━━━ Extracted data

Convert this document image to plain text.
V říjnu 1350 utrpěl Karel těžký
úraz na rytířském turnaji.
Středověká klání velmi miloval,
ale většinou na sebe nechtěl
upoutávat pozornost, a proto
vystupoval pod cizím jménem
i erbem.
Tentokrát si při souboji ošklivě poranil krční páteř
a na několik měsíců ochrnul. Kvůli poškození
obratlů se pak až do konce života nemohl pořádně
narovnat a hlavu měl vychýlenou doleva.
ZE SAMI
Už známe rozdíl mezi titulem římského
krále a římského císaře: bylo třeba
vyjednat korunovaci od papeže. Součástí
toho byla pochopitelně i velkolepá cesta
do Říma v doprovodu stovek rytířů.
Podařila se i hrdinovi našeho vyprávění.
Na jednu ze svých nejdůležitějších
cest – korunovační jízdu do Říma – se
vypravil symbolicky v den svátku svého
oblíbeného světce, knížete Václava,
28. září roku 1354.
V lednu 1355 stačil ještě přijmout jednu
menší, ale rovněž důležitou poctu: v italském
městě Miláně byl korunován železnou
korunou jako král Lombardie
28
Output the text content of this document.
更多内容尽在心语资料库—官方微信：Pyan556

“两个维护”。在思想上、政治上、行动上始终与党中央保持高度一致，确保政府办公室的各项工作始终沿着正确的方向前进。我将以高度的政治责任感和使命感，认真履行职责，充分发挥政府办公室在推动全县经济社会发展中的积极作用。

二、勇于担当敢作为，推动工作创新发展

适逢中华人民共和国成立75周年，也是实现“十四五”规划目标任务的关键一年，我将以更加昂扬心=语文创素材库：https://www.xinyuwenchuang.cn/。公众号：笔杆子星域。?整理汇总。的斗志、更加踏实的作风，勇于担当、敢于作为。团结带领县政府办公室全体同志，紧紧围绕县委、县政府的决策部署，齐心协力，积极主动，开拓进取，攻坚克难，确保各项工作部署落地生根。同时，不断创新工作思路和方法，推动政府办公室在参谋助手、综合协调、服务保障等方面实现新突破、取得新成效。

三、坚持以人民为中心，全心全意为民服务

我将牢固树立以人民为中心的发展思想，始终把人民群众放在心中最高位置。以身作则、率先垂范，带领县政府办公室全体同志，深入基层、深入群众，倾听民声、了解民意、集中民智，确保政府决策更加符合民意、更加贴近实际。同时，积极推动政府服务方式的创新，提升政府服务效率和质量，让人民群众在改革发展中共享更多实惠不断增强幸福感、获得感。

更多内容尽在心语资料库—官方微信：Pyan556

━━━━━━

▶ [Instructions to follow]: Type the material above out again, exactly.

▶ [Task answer]:
Convert this document image to plain text.
V říjnu 1350 utrpěl Karel těžký
úraz na rytířském turnaji.
Středověká klání velmi miloval,
ale většinou na sebe nechtěl
upoutávat pozornost, a proto
vystupoval pod cizím jménem
i erbem.
Tentokrát si při souboji ošklivě poranil krční páteř
a na několik měsíců ochrnul. Kvůli poškození
obratlů se pak až do konce života nemohl pořádně
narovnat a hlavu měl vychýlenou doleva.
ZE SAMI
Už známe rozdíl mezi titulem římského
krále a římského císaře: bylo třeba
vyjednat korunovaci od papeže. Součástí
toho byla pochopitelně i velkolepá cesta
do Říma v doprovodu stovek rytířů.
Podařila se i hrdinovi našeho vyprávění.
Na jednu ze svých nejdůležitějších
cest – korunovační jízdu do Říma – se
vypravil symbolicky v den svátku svého
oblíbeného světce, knížete Václava,
28. září roku 1354.
V lednu 1355 stačil ještě přijmout jednu
menší, ale rovněž důležitou poctu: v italském
městě Miláně byl korunován železnou
korunou jako král Lombardie
28
Output the text content of this document.
更多内容尽在心语资料库—官方微信：Pyan556

“两个维护”。在思想上、政治上、行动上始终与党中央保持高度一致，确保政府办公室的各项工作始终沿着正确的方向前进。我将以高度的政治责任感和使命感，认真履行职责，充分发挥政府办公室在推动全县经济社会发展中的积极作用。

二、勇于担当敢作为，推动工作创新发展

适逢中华人民共和国成立75周年，也是实现“十四五”规划目标任务的关键一年，我将以更加昂扬心=语文创素材库：https://www.xinyuwenchuang.cn/。公众号：笔杆子星域。?整理汇总。的斗志、更加踏实的作风，勇于担当、敢于作为。团结带领县政府办公室全体同志，紧紧围绕县委、县政府的决策部署，齐心协力，积极主动，开拓进取，攻坚克难，确保各项工作部署落地生根。同时，不断创新工作思路和方法，推动政府办公室在参谋助手、综合协调、服务保障等方面实现新突破、取得新成效。

三、坚持以人民为中心，全心全意为民服务

我将牢固树立以人民为中心的发展思想，始终把人民群众放在心中最高位置。以身作则、率先垂范，带领县政府办公室全体同志，深入基层、深入群众，倾听民声、了解民意、集中民智，确保政府决策更加符合民意、更加贴近实际。同时，积极推动政府服务方式的创新，提升政府服务效率和质量，让人民群众在改革发展中共享更多实惠不断增强幸福感、获得感。

更多内容尽在心语资料库—官方微信：Pyan556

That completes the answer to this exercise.